>> BEGIN EXERCISE INPUTS

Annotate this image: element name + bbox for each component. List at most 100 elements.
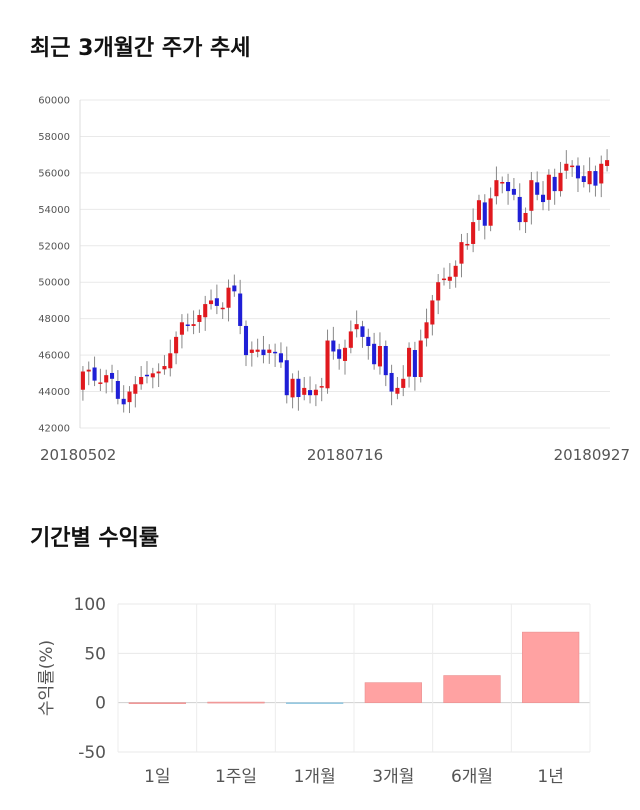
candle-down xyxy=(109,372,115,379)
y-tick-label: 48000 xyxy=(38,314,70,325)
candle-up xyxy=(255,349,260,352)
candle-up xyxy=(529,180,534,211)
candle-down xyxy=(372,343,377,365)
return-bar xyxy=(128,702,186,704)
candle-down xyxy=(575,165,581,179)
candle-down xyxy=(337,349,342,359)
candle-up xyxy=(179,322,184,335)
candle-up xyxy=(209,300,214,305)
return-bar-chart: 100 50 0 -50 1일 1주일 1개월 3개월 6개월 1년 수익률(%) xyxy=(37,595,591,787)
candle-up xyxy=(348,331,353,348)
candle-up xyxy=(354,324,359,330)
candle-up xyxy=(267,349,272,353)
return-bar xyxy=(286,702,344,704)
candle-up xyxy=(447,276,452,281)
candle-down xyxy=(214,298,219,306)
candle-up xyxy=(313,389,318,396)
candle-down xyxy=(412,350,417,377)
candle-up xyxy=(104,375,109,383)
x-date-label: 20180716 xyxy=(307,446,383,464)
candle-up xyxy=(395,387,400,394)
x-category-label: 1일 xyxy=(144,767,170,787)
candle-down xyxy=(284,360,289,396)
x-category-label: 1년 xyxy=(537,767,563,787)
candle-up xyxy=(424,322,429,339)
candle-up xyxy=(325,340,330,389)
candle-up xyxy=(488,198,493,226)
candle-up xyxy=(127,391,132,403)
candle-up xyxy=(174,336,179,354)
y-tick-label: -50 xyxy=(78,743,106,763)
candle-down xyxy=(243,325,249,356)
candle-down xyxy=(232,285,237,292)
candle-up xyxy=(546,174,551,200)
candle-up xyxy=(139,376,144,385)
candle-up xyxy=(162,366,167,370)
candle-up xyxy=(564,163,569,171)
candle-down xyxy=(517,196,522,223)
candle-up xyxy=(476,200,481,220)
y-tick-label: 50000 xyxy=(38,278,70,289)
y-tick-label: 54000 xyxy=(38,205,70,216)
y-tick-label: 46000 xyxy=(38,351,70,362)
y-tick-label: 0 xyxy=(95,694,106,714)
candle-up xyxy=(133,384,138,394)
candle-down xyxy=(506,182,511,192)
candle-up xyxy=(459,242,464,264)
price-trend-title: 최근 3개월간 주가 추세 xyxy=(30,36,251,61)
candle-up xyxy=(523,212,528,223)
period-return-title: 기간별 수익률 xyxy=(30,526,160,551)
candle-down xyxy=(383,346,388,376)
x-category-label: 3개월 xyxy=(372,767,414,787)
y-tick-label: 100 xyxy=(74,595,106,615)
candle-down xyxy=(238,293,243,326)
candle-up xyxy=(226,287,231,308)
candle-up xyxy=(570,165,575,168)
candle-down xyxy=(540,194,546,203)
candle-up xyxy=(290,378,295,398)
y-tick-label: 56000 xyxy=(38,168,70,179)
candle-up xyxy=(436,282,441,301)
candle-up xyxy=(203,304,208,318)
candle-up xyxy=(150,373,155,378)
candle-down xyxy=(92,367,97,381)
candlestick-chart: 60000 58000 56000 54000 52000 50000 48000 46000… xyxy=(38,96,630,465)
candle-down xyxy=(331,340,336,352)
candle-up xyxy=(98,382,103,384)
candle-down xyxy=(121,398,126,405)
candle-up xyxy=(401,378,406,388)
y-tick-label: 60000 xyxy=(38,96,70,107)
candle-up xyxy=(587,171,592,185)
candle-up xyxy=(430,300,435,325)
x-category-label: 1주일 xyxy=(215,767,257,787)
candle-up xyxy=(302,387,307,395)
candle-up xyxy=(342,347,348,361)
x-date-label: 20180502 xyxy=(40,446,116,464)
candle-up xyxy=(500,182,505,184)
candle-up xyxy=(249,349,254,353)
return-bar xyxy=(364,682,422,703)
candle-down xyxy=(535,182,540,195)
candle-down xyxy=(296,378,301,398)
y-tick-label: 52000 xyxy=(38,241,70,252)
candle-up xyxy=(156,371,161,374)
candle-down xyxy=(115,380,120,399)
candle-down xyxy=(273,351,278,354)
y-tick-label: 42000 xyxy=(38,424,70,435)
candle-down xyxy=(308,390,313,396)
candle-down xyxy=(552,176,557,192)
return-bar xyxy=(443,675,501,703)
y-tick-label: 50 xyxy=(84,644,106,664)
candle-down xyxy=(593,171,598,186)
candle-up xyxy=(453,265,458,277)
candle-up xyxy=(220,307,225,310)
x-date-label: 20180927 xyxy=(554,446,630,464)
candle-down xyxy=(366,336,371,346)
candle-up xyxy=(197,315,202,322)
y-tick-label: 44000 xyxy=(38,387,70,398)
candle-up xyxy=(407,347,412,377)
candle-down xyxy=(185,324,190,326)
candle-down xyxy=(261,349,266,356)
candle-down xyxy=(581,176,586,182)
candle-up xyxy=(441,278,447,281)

>> END EXERCISE INPUTS
>> BEGIN EXERCISE INPUTS

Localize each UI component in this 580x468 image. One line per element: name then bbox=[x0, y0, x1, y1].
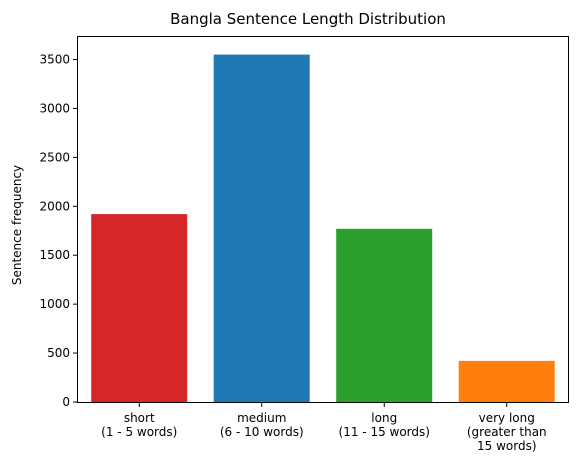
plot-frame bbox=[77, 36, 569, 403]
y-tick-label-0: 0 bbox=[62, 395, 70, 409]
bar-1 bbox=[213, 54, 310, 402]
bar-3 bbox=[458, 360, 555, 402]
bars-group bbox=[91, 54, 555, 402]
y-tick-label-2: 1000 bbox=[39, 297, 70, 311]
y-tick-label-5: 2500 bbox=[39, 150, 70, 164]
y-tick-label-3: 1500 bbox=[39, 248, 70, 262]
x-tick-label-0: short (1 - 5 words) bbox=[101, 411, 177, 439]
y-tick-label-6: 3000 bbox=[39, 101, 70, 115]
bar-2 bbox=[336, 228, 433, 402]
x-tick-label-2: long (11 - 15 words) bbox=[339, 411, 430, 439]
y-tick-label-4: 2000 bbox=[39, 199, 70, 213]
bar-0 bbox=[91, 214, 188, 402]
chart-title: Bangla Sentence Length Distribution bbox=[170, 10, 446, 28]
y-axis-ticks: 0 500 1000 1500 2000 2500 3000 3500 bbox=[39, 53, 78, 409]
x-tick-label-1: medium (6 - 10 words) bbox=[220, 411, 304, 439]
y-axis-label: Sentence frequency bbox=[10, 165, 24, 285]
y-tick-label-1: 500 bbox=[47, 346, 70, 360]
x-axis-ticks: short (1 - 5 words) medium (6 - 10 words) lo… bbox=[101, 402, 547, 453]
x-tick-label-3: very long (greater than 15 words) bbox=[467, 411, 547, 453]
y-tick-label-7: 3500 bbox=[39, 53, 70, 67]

>> END EXERCISE INPUTS
>> BEGIN EXERCISE INPUTS

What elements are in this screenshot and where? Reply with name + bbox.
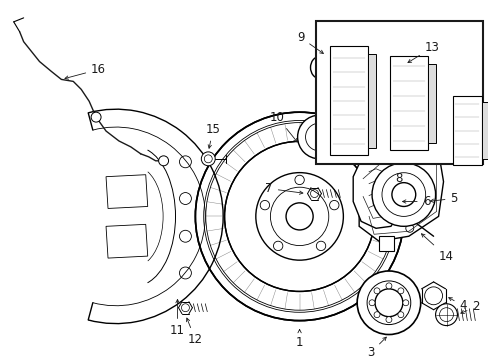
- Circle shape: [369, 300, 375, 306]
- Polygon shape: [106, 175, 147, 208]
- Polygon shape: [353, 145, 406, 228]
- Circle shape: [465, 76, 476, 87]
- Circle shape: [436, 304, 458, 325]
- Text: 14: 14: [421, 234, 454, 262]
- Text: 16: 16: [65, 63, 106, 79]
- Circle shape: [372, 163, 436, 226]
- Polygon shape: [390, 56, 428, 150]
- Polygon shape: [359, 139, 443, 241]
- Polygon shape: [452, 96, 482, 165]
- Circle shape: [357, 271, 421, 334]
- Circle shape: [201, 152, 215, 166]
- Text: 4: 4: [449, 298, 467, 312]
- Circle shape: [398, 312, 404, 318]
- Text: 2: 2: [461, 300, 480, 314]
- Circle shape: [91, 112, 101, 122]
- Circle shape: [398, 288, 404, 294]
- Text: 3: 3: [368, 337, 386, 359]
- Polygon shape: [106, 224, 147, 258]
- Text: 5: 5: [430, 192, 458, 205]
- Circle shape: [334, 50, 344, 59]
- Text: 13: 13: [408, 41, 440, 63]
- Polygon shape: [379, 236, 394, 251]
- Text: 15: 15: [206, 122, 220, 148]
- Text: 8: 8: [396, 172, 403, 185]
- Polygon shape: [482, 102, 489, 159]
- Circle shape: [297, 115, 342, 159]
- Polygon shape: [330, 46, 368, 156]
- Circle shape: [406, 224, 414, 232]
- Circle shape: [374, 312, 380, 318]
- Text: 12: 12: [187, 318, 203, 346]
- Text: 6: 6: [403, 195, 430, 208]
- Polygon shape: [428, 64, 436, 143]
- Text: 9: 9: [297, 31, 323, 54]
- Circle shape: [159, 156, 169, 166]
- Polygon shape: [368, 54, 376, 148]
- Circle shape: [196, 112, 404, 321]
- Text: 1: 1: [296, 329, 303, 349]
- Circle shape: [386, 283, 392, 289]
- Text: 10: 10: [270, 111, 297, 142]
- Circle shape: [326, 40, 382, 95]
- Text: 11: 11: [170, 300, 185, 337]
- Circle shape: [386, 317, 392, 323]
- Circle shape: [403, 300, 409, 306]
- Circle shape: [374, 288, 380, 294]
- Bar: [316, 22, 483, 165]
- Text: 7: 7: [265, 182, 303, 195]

>> END EXERCISE INPUTS

GOAL OF THE EXERCISE: Count the lines of the material above that contain the string "return", treating uppercase and lowercase as different. Give only the number.

ANSWER TO THE TASK: 6